Write out each record again exactly as it stands.

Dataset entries

-=-=-

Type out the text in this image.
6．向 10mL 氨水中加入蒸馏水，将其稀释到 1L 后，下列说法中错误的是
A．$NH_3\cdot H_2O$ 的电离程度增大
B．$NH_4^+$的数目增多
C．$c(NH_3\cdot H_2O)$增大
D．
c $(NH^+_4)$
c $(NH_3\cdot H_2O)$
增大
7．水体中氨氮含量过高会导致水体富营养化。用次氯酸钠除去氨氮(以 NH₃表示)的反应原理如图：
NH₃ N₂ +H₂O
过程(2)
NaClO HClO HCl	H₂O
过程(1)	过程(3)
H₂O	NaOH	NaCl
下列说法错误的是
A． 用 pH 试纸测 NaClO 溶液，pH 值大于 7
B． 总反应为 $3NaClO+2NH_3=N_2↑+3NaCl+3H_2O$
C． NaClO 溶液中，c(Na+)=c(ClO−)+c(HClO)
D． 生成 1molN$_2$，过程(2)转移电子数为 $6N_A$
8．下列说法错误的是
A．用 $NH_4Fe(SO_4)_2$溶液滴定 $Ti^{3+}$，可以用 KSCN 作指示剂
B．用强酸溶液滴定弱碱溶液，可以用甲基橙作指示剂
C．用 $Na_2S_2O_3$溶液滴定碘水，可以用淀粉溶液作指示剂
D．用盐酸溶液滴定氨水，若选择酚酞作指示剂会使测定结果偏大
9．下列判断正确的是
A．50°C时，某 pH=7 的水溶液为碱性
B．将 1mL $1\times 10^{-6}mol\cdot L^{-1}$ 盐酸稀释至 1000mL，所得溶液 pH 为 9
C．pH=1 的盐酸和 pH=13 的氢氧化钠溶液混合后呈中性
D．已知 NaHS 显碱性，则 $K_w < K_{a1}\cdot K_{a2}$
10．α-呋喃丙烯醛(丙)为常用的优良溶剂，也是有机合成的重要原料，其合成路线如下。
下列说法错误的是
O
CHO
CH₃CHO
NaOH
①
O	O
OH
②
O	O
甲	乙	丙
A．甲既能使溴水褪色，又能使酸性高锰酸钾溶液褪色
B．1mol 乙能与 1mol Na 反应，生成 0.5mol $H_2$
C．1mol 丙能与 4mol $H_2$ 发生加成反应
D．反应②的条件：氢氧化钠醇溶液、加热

-=-=-

§ **The solution**:
Type out the text in this image.
6．向 10mL 氨水中加入蒸馏水，将其稀释到 1L 后，下列说法中错误的是
A．$NH_3\cdot H_2O$ 的电离程度增大
B．$NH_4^+$的数目增多
C．$c(NH_3\cdot H_2O)$增大
D．
c $(NH^+_4)$
c $(NH_3\cdot H_2O)$
增大
7．水体中氨氮含量过高会导致水体富营养化。用次氯酸钠除去氨氮(以 NH₃表示)的反应原理如图：
NH₃ N₂ +H₂O
过程(2)
NaClO HClO HCl	H₂O
过程(1)	过程(3)
H₂O	NaOH	NaCl
下列说法错误的是
A． 用 pH 试纸测 NaClO 溶液，pH 值大于 7
B． 总反应为 $3NaClO+2NH_3=N_2↑+3NaCl+3H_2O$
C． NaClO 溶液中，c(Na+)=c(ClO−)+c(HClO)
D． 生成 1molN$_2$，过程(2)转移电子数为 $6N_A$
8．下列说法错误的是
A．用 $NH_4Fe(SO_4)_2$溶液滴定 $Ti^{3+}$，可以用 KSCN 作指示剂
B．用强酸溶液滴定弱碱溶液，可以用甲基橙作指示剂
C．用 $Na_2S_2O_3$溶液滴定碘水，可以用淀粉溶液作指示剂
D．用盐酸溶液滴定氨水，若选择酚酞作指示剂会使测定结果偏大
9．下列判断正确的是
A．50°C时，某 pH=7 的水溶液为碱性
B．将 1mL $1\times 10^{-6}mol\cdot L^{-1}$ 盐酸稀释至 1000mL，所得溶液 pH 为 9
C．pH=1 的盐酸和 pH=13 的氢氧化钠溶液混合后呈中性
D．已知 NaHS 显碱性，则 $K_w < K_{a1}\cdot K_{a2}$
10．α-呋喃丙烯醛(丙)为常用的优良溶剂，也是有机合成的重要原料，其合成路线如下。
下列说法错误的是
O
CHO
CH₃CHO
NaOH
①
O	O
OH
②
O	O
甲	乙	丙
A．甲既能使溴水褪色，又能使酸性高锰酸钾溶液褪色
B．1mol 乙能与 1mol Na 反应，生成 0.5mol $H_2$
C．1mol 丙能与 4mol $H_2$ 发生加成反应
D．反应②的条件：氢氧化钠醇溶液、加热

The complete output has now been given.